> _STATED GOAL A_:
Render every line of the records from the data source as a numbered list, leaving out any blank lines.

> _TEXT SHOWN_:
______________________________

Showing posts with label Virginia Tech. Show all posts
Showing posts with label Virginia Tech. Show all posts

Sunday, October 07, 2007

In The Rearview Mirror

It's been a year since I began writing this weekly blog. A year! And what a year it's been.

Looking back, I certainly have referred to pop music -- in A Peaceful Easy Feeling, Risky Business and, of course, Funk Sway.

I've written about tragedy in We Are Virginia Tech, When Times Are Tough and Changing Through Crisis.

I've spent time talking about workplace issues with The Best Job Interview Question Ever, Getting Back To Work and Extreme Jobs.

I've written about books, like the best-seller called The Secret, in How To Get What You Want, and other great books in Forgiveness and The Power of Discipline.

One of the most popular columns I've produced is Fight or Flight? Or Mend and Tend. Believe it or not, this piece is read nearly every day by someone in the world.

Because I have readers in Singapore and Moldova. Ireland and Italy. South Africa and India. The breadth of geography is astounding. But most of you readers are living somewhere between Alaska and Florida, and I thank you kindly for your time.

Do I have a favorite column? Not really -- they're all my little brainchildren and, like a doting mother, I can't pick one I like best. When I re-read my columns, I remember what was going on at the time, how I felt, how a client felt, what the day was like. So, for me, each column is its own time capsule.

Folks ask me, "Where do you get the ideas you write about?" Sometimes it's a theme which emerges from several coaching clients in one week, or it's something I'm working on getting in my own life. Many of you pass on ideas, and you've saved my bacon more than once -- so keep your suggestions coming!

What have I not written on in the last year that needs attention? Well, let's see... Katharine Briggs and her daughter Isabel Myers, and what they accomplished. How teenagers provide excellent role models. Spam. The link between self-knowledge and beauty. What to do when your boss is a jerk. How to be heard. And, in the words of the pop poet, Kenny Rogers, when to hold 'em and when to fold 'em.

So, another year beckons. Stick with me, will you?

Thursday, April 19, 2007

We Are Virginia Tech

I am an alumna of Virginia Tech. Class of ’82. When it came time to apply to college, I had no idea about safety schools or applying to a bunch… frankly, I had no clue about college admissions and I didn’t work the system. I applied to Tech, William & Mary and UVa. I was accepted at the first two and waitlisted at the third.

But I chose Tech because of the campus. The majority of the buildings are constructed of “Hokie Stone”, a gray-blue granite quarried locally. I was utterly smitten with Hokie Stone. On pretty days, the stone reflected the breathtaking blue of the mountain sky. On gray days, the stone embodied the resolute, iron-strong values of the university.

And I came to love the school’s Latin motto “Ut Prosim”, “That I might serve.”

I’ve been thinking a lot about Ut Prosim as the stories around the Blacksburg tragedy began to unfold. I was reminded of Ut Prosim as I heard the story of the Eagle Scout, shot through the upper thigh, bleeding from a wound to his femoral artery. This young man made a makeshift tourniquet and stopped the bleeding. Then, he moved around to his wounded and dying classmates, administering what first aid he could. Ut Prosim.

______________________________

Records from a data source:
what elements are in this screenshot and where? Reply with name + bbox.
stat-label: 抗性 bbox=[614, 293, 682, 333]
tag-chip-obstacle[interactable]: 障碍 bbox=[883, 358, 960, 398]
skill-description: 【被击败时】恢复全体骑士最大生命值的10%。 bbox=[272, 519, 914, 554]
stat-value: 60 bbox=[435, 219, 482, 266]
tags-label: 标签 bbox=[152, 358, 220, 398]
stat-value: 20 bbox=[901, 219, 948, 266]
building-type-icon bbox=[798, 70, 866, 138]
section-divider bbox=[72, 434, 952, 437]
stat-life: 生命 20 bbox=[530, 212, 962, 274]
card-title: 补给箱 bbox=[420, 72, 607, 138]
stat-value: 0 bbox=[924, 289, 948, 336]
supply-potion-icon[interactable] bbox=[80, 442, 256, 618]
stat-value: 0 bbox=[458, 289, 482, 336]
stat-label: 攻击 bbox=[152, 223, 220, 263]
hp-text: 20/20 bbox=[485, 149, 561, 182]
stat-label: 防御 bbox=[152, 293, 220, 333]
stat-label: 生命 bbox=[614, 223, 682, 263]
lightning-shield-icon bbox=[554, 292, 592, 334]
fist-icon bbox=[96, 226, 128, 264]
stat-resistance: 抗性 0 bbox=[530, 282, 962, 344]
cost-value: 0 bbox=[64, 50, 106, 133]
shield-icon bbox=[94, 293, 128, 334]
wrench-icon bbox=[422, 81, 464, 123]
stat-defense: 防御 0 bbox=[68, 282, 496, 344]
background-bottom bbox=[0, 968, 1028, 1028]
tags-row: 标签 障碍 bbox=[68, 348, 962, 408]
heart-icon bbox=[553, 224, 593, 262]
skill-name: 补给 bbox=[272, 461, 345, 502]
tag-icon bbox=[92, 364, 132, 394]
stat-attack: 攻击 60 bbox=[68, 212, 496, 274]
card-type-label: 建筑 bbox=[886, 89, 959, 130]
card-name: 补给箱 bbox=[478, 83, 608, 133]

______________________________

> _STATED GOAL B_:
From the blog post above, extract everything from "Do I have a" down to "own time capsule.", copying the words unchanged.

> _TASK OUTPUT A_:
1. what elements are in this screenshot and where? Reply with name + bbox.
2. stat-label: 抗性 bbox=[614, 293, 682, 333]
3. tag-chip-obstacle[interactable]: 障碍 bbox=[883, 358, 960, 398]
4. skill-description: 【被击败时】恢复全体骑士最大生命值的10%。 bbox=[272, 519, 914, 554]
5. stat-value: 60 bbox=[435, 219, 482, 266]
6. tags-label: 标签 bbox=[152, 358, 220, 398]
7. stat-value: 20 bbox=[901, 219, 948, 266]
8. building-type-icon bbox=[798, 70, 866, 138]
9. section-divider bbox=[72, 434, 952, 437]
10. stat-life: 生命 20 bbox=[530, 212, 962, 274]
11. card-title: 补给箱 bbox=[420, 72, 607, 138]
12. stat-value: 0 bbox=[924, 289, 948, 336]
13. supply-potion-icon[interactable] bbox=[80, 442, 256, 618]
14. stat-value: 0 bbox=[458, 289, 482, 336]
15. stat-label: 攻击 bbox=[152, 223, 220, 263]
16. hp-text: 20/20 bbox=[485, 149, 561, 182]
17. stat-label: 防御 bbox=[152, 293, 220, 333]
18. stat-label: 生命 bbox=[614, 223, 682, 263]
19. lightning-shield-icon bbox=[554, 292, 592, 334]
20. fist-icon bbox=[96, 226, 128, 264]
21. stat-resistance: 抗性 0 bbox=[530, 282, 962, 344]
22. cost-value: 0 bbox=[64, 50, 106, 133]
23. shield-icon bbox=[94, 293, 128, 334]
24. wrench-icon bbox=[422, 81, 464, 123]
25. stat-defense: 防御 0 bbox=[68, 282, 496, 344]
26. background-bottom bbox=[0, 968, 1028, 1028]
27. tags-row: 标签 障碍 bbox=[68, 348, 962, 408]
28. heart-icon bbox=[553, 224, 593, 262]
29. skill-name: 补给 bbox=[272, 461, 345, 502]
30. tag-icon bbox=[92, 364, 132, 394]
31. stat-attack: 攻击 60 bbox=[68, 212, 496, 274]
32. card-type-label: 建筑 bbox=[886, 89, 959, 130]
33. card-name: 补给箱 bbox=[478, 83, 608, 133]

> _TASK OUTPUT B_:
Do I have a favorite column? Not really -- they're all my little brainchildren and, like a doting mother, I can't pick one I like best. When I re-read my columns, I remember what was going on at the time, how I felt, how a client felt, what the day was like. So, for me, each column is its own time capsule.